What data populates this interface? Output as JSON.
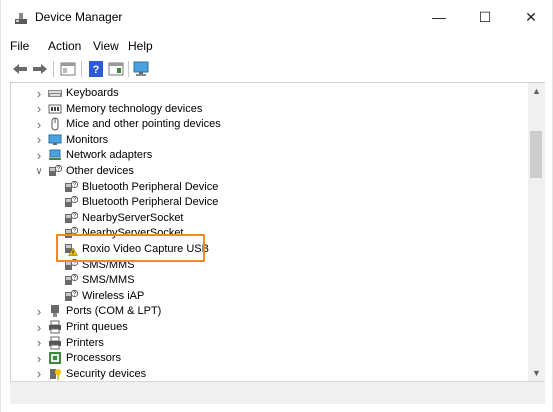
{
  "window": {
    "title": "Device Manager"
  },
  "controls": {
    "minimize": "—",
    "maximize": "☐",
    "close": "✕"
  },
  "menu": {
    "file": "File",
    "action": "Action",
    "view": "View",
    "help": "Help"
  },
  "tree": {
    "items": [
      {
        "label": "Keyboards",
        "icon": "keyboard-icon",
        "expand": "collapsed"
      },
      {
        "label": "Memory technology devices",
        "icon": "memory-icon",
        "expand": "collapsed"
      },
      {
        "label": "Mice and other pointing devices",
        "icon": "mouse-icon",
        "expand": "collapsed"
      },
      {
        "label": "Monitors",
        "icon": "monitor-icon",
        "expand": "collapsed"
      },
      {
        "label": "Network adapters",
        "icon": "network-icon",
        "expand": "collapsed"
      },
      {
        "label": "Other devices",
        "icon": "unknown-device-icon",
        "expand": "expanded"
      },
      {
        "label": "Bluetooth Peripheral Device",
        "icon": "unknown-device-icon",
        "child": true
      },
      {
        "label": "Bluetooth Peripheral Device",
        "icon": "unknown-device-icon",
        "child": true
      },
      {
        "label": "NearbyServerSocket",
        "icon": "unknown-device-icon",
        "child": true
      },
      {
        "label": "NearbyServerSocket",
        "icon": "unknown-device-icon",
        "child": true
      },
      {
        "label": "Roxio Video Capture USB",
        "icon": "warning-device-icon",
        "child": true
      },
      {
        "label": "SMS/MMS",
        "icon": "unknown-device-icon",
        "child": true
      },
      {
        "label": "SMS/MMS",
        "icon": "unknown-device-icon",
        "child": true
      },
      {
        "label": "Wireless iAP",
        "icon": "unknown-device-icon",
        "child": true
      },
      {
        "label": "Ports (COM & LPT)",
        "icon": "port-icon",
        "expand": "collapsed"
      },
      {
        "label": "Print queues",
        "icon": "printer-icon",
        "expand": "collapsed"
      },
      {
        "label": "Printers",
        "icon": "printer-icon",
        "expand": "collapsed"
      },
      {
        "label": "Processors",
        "icon": "processor-icon",
        "expand": "collapsed"
      },
      {
        "label": "Security devices",
        "icon": "security-icon",
        "expand": "collapsed"
      }
    ]
  },
  "colors": {
    "highlight": "#f08a24",
    "warning": "#f5c400"
  }
}
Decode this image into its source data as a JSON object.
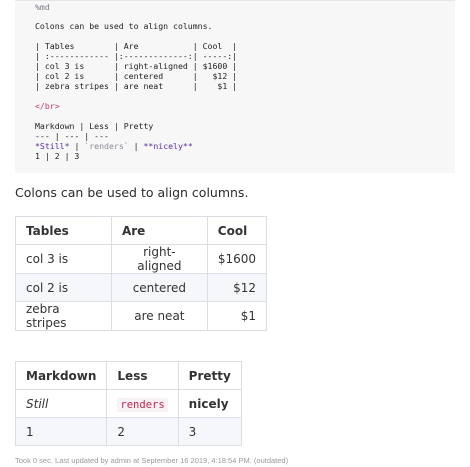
{
  "source": {
    "header": "%md",
    "line_intro": "Colons can be used to align columns.",
    "table_head": "| Tables        | Are           | Cool  |",
    "table_sep": "| :------------ |:-------------:| -----:|",
    "table_row1": "| col 3 is      | right-aligned | $1600 |",
    "table_row2": "| col 2 is      | centered      |   $12 |",
    "table_row3": "| zebra stripes | are neat      |    $1 |",
    "br_tag": "</br>",
    "md_head": "Markdown | Less | Pretty",
    "md_sep": "--- | --- | ---",
    "md_row_still": "*Still*",
    "md_row_sep1": " | ",
    "md_row_renders": "`renders`",
    "md_row_sep2": " | ",
    "md_row_nicely": "**nicely**",
    "md_row2": "1 | 2 | 3"
  },
  "output": {
    "paragraph": "Colons can be used to align columns.",
    "table1": {
      "headers": [
        "Tables",
        "Are",
        "Cool"
      ],
      "rows": [
        [
          "col 3 is",
          "right-aligned",
          "$1600"
        ],
        [
          "col 2 is",
          "centered",
          "$12"
        ],
        [
          "zebra stripes",
          "are neat",
          "$1"
        ]
      ]
    },
    "table2": {
      "headers": [
        "Markdown",
        "Less",
        "Pretty"
      ],
      "rows": [
        [
          "Still",
          "renders",
          "nicely"
        ],
        [
          "1",
          "2",
          "3"
        ]
      ]
    }
  },
  "footer": "Took 0 sec. Last updated by admin at September 16 2019, 4:18:54 PM. (outdated)"
}
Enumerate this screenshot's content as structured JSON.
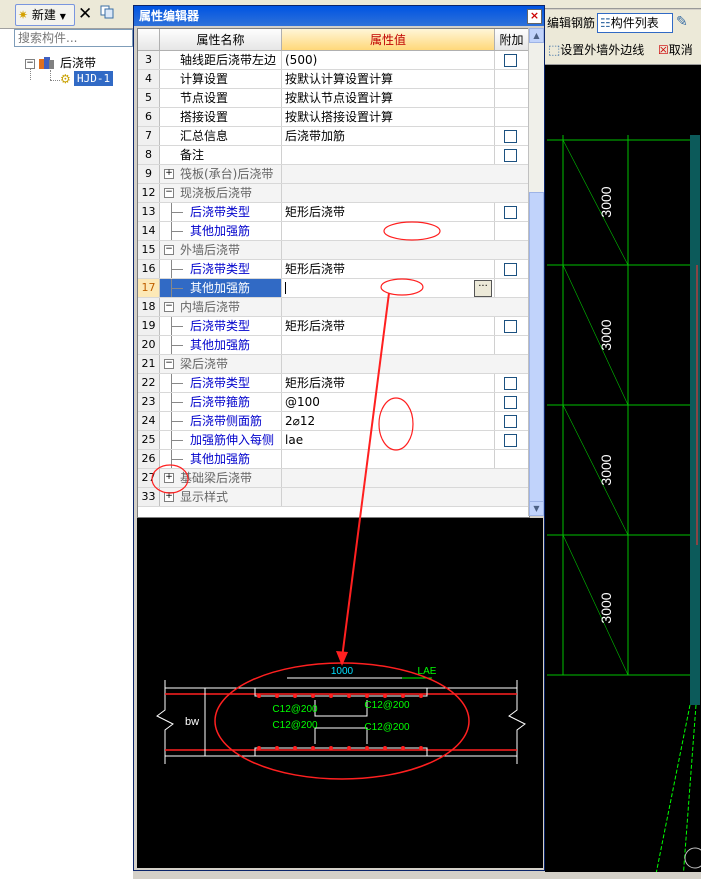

• • • • • • •

PROBLEM TO WORK ON: Write out the data precisely as given, excluding the pictures.

CORRECT RESPONSE:
What data populates this interface? Output as JSON.
{
  "window": {
    "title": "Device Manager"
  },
  "controls": {
    "minimize": "—",
    "maximize": "☐",
    "close": "✕"
  },
  "menu": {
    "file": "File",
    "action": "Action",
    "view": "View",
    "help": "Help"
  },
  "tree": {
    "items": [
      {
        "label": "Keyboards",
        "icon": "keyboard-icon",
        "expand": "collapsed"
      },
      {
        "label": "Memory technology devices",
        "icon": "memory-icon",
        "expand": "collapsed"
      },
      {
        "label": "Mice and other pointing devices",
        "icon": "mouse-icon",
        "expand": "collapsed"
      },
      {
        "label": "Monitors",
        "icon": "monitor-icon",
        "expand": "collapsed"
      },
      {
        "label": "Network adapters",
        "icon": "network-icon",
        "expand": "collapsed"
      },
      {
        "label": "Other devices",
        "icon": "unknown-device-icon",
        "expand": "expanded"
      },
      {
        "label": "Bluetooth Peripheral Device",
        "icon": "unknown-device-icon",
        "child": true
      },
      {
        "label": "Bluetooth Peripheral Device",
        "icon": "unknown-device-icon",
        "child": true
      },
      {
        "label": "NearbyServerSocket",
        "icon": "unknown-device-icon",
        "child": true
      },
      {
        "label": "NearbyServerSocket",
        "icon": "unknown-device-icon",
        "child": true
      },
      {
        "label": "Roxio Video Capture USB",
        "icon": "warning-device-icon",
        "child": true
      },
      {
        "label": "SMS/MMS",
        "icon": "unknown-device-icon",
        "child": true
      },
      {
        "label": "SMS/MMS",
        "icon": "unknown-device-icon",
        "child": true
      },
      {
        "label": "Wireless iAP",
        "icon": "unknown-device-icon",
        "child": true
      },
      {
        "label": "Ports (COM & LPT)",
        "icon": "port-icon",
        "expand": "collapsed"
      },
      {
        "label": "Print queues",
        "icon": "printer-icon",
        "expand": "collapsed"
      },
      {
        "label": "Printers",
        "icon": "printer-icon",
        "expand": "collapsed"
      },
      {
        "label": "Processors",
        "icon": "processor-icon",
        "expand": "collapsed"
      },
      {
        "label": "Security devices",
        "icon": "security-icon",
        "expand": "collapsed"
      }
    ]
  },
  "colors": {
    "highlight": "#f08a24",
    "warning": "#f5c400"
  }
}
Decode this image into its source data as a JSON object.
{
  "source": {
    "header": "%md",
    "line_intro": "Colons can be used to align columns.",
    "table_head": "| Tables        | Are           | Cool  |",
    "table_sep": "| :------------ |:-------------:| -----:|",
    "table_row1": "| col 3 is      | right-aligned | $1600 |",
    "table_row2": "| col 2 is      | centered      |   $12 |",
    "table_row3": "| zebra stripes | are neat      |    $1 |",
    "br_tag": "</br>",
    "md_head": "Markdown | Less | Pretty",
    "md_sep": "--- | --- | ---",
    "md_row_still": "*Still*",
    "md_row_sep1": " | ",
    "md_row_renders": "`renders`",
    "md_row_sep2": " | ",
    "md_row_nicely": "**nicely**",
    "md_row2": "1 | 2 | 3"
  },
  "output": {
    "paragraph": "Colons can be used to align columns.",
    "table1": {
      "headers": [
        "Tables",
        "Are",
        "Cool"
      ],
      "rows": [
        [
          "col 3 is",
          "right-aligned",
          "$1600"
        ],
        [
          "col 2 is",
          "centered",
          "$12"
        ],
        [
          "zebra stripes",
          "are neat",
          "$1"
        ]
      ]
    },
    "table2": {
      "headers": [
        "Markdown",
        "Less",
        "Pretty"
      ],
      "rows": [
        [
          "Still",
          "renders",
          "nicely"
        ],
        [
          "1",
          "2",
          "3"
        ]
      ]
    }
  },
  "footer": "Took 0 sec. Last updated by admin at September 16 2019, 4:18:54 PM. (outdated)"
}
Enumerate this screenshot's content as structured JSON.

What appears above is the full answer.